TASK OBJECTIVE: Rewrite the records starting at the line that contains "144, 98, 156]" and ending at the line that contains "status-tree: + ?", with "Validation" replaced by "Verification" and nothing else changed.
· · · ·
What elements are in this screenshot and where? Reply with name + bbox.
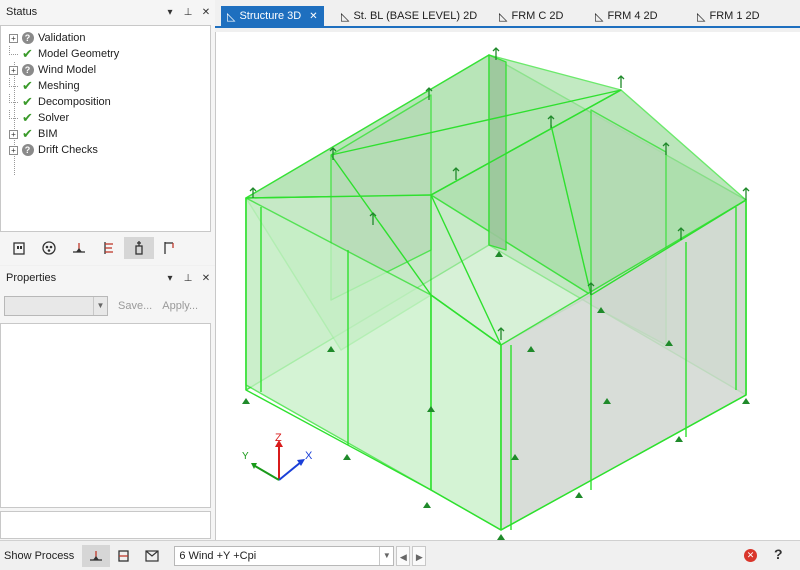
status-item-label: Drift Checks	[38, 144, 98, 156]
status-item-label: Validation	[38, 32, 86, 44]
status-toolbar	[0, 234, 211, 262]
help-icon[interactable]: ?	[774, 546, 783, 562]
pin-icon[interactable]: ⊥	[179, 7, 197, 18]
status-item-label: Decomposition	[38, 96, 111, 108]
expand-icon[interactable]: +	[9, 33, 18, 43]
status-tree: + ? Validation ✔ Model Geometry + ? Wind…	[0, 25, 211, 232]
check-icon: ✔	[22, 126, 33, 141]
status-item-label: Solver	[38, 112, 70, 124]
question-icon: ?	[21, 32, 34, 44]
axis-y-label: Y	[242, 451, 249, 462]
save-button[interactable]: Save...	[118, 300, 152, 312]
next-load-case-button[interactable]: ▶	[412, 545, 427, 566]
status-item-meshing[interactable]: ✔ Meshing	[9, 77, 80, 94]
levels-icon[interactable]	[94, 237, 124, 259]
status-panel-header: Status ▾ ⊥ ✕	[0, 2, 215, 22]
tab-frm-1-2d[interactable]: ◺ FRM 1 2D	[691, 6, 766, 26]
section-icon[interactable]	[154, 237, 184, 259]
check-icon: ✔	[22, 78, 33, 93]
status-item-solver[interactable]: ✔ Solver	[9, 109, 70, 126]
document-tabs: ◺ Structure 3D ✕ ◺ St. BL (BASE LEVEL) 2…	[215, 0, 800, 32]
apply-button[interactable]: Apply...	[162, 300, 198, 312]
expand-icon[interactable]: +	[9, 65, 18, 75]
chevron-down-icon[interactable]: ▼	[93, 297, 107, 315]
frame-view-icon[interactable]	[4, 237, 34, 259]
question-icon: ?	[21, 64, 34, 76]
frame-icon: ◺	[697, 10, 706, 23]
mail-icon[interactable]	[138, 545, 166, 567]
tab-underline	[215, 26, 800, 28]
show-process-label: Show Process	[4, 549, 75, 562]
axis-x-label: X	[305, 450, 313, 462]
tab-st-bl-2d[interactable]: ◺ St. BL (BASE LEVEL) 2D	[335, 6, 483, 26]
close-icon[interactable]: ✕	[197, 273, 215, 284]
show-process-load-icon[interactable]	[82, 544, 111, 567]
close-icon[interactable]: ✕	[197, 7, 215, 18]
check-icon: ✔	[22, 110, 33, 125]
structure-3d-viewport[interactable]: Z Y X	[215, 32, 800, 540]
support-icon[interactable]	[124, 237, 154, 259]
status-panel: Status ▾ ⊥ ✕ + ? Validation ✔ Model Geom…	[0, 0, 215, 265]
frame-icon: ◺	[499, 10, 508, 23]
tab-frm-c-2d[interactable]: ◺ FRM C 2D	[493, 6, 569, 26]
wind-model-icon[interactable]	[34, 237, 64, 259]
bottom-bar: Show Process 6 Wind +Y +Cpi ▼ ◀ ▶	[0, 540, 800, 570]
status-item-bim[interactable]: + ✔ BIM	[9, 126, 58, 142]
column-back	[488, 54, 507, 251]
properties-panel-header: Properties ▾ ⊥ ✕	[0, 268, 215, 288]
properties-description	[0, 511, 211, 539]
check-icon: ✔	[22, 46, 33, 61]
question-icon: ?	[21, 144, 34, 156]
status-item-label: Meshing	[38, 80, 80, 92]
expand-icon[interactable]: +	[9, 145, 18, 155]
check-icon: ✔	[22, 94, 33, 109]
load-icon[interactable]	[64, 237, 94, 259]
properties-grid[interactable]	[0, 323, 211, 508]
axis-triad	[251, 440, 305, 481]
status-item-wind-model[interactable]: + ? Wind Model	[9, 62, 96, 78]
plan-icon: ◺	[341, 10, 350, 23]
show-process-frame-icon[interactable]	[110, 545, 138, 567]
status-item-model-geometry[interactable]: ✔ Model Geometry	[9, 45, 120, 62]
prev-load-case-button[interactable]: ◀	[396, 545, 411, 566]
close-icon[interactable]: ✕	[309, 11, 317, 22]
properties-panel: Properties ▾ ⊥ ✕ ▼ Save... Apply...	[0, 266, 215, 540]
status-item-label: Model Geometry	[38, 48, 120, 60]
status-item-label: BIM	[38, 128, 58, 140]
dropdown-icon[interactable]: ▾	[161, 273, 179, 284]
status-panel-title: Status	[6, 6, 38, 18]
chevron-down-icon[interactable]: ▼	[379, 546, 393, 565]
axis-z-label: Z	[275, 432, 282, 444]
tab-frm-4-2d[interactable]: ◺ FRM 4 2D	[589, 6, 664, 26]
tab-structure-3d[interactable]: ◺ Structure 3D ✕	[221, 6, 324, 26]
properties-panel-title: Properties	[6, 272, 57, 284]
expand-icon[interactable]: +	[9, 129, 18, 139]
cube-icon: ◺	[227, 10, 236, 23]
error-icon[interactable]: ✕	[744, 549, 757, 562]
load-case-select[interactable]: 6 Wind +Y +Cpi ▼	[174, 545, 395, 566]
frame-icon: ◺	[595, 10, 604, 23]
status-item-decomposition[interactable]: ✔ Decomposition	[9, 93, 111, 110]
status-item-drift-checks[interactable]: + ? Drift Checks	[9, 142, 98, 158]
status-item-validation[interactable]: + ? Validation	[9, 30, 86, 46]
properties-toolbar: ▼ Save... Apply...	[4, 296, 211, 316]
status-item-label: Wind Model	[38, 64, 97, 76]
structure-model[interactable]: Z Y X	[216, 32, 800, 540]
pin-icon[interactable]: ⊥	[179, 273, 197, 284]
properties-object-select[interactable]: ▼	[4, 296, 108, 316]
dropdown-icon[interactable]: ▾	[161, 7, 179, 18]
· · · ·
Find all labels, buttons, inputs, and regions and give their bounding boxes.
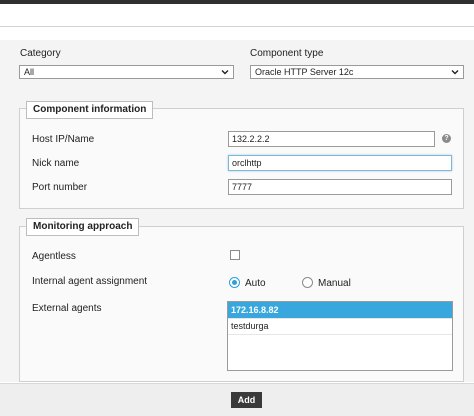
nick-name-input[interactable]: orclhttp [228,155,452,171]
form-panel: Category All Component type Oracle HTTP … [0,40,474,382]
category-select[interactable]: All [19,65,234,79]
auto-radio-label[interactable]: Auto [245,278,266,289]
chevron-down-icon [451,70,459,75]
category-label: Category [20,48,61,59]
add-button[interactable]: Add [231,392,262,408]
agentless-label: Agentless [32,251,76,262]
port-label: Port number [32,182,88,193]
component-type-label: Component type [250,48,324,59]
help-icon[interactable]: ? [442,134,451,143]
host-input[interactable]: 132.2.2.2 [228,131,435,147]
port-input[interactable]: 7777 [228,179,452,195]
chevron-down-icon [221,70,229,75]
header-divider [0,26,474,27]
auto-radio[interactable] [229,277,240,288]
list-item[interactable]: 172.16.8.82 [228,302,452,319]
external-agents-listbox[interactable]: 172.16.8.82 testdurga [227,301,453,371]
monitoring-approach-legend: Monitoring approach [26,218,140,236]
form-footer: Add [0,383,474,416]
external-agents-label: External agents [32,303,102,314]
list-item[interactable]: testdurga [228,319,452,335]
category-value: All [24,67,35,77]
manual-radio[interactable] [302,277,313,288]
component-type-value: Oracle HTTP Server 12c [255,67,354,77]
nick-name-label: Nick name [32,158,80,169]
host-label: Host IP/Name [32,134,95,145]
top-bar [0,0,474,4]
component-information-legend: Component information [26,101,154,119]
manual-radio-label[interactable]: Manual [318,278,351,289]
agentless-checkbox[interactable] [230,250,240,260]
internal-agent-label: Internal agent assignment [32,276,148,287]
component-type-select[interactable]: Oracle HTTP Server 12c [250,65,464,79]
· · · ·
OUTPUT FOR THIS EXERCISE:
status-item-label: Drift Checks	[38, 144, 98, 156]
status-item-label: Verification	[38, 32, 86, 44]
status-toolbar	[0, 234, 211, 262]
help-icon[interactable]: ?	[774, 546, 783, 562]
pin-icon[interactable]: ⊥	[179, 7, 197, 18]
status-item-label: Decomposition	[38, 96, 111, 108]
expand-icon[interactable]: +	[9, 33, 18, 43]
status-tree: + ? Verification ✔ Model Geometry + ? Wind…	[0, 25, 211, 232]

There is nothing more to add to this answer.